:: Passage given ::
-- START --

US Embassy Head of Cultural Affairs Sherry Kenneson-Hall: Promoting Culture in Bulgaria Is Easy Job

Bulgaria-US Survey » CULTURE | Author: Maria Guineva |November 27, 2010, Saturday // 16:51
US Embassy Head of Cultural Affairs Sherry Kenneson-Hall: Promoting Culture in Bulgaria Is Easy Job: US Embassy Head of Cultural Affairs Sherry Kenneson-Hall: Promoting Culture in Bulgaria Is Easy Job The Head of the Cultural Affairs Office with the US Embassy in Sofia, Sherry Kenneson-Hall. Photo by US Embassy.

Exclusive interview of (Sofia News Agency) with the Head of the Cultural Affairs Office with the US Embassy in Sofia, Sherry Kenneson-Hall.

Tell us something about yourself and your diplomatic career

I have been with the State Department since 2002. Prior to that I was a journalist for four years. I worked as a reporter for a Dow Jones subsidiary in Kentucky.

For my undergraduate studies in journalism and mass communications I went to Marshalls University in West Virginia. I went for my Masters Degree at the University of Rhode Island – which is the same school as Christiane Amanpour and John King, both with CNN. I got my Political Science Masters Degree there with EU studies being my emphasis.

Then I joined the State Department. My first assignment with the State Department was in Africa where I worked as Assistant Director of the American Center in Conakry, Guinea. Then I went to the US mission to the EU in Brussels where a worked as a press officer and a consul officer, which is required for new diplomats.

Then I came here and have been in Bulgaria for a little bit over 2 years.

What are your primary responsibilities as Head of the Cultural Affairs Office of the US Embassy in Sofia?

My work basically focuses on US culture and education. My job is to share US culture and values with people from other countries.

-- END --

:: Data extract ::
-- START --

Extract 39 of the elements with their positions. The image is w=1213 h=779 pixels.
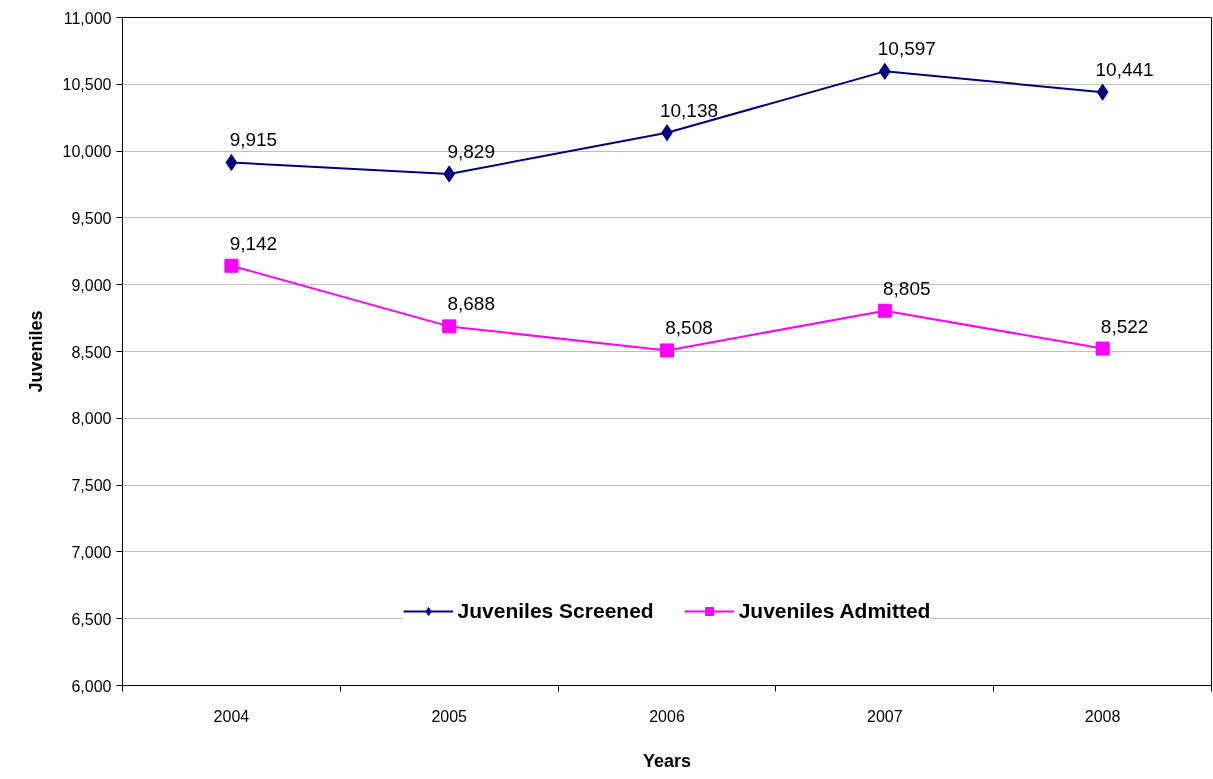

-- END --

:: Stated exercise ::
Update the interview between "Exclusive interview of" and "subsidiary in Kentucky.", inclusive, so that "correspondent" stands in place of "reporter", and give that stretch in full.

:: Task solution ::
Exclusive interview of (Sofia News Agency) with the Head of the Cultural Affairs Office with the US Embassy in Sofia, Sherry Kenneson-Hall.

Tell us something about yourself and your diplomatic career

I have been with the State Department since 2002. Prior to that I was a journalist for four years. I worked as a correspondent for a Dow Jones subsidiary in Kentucky.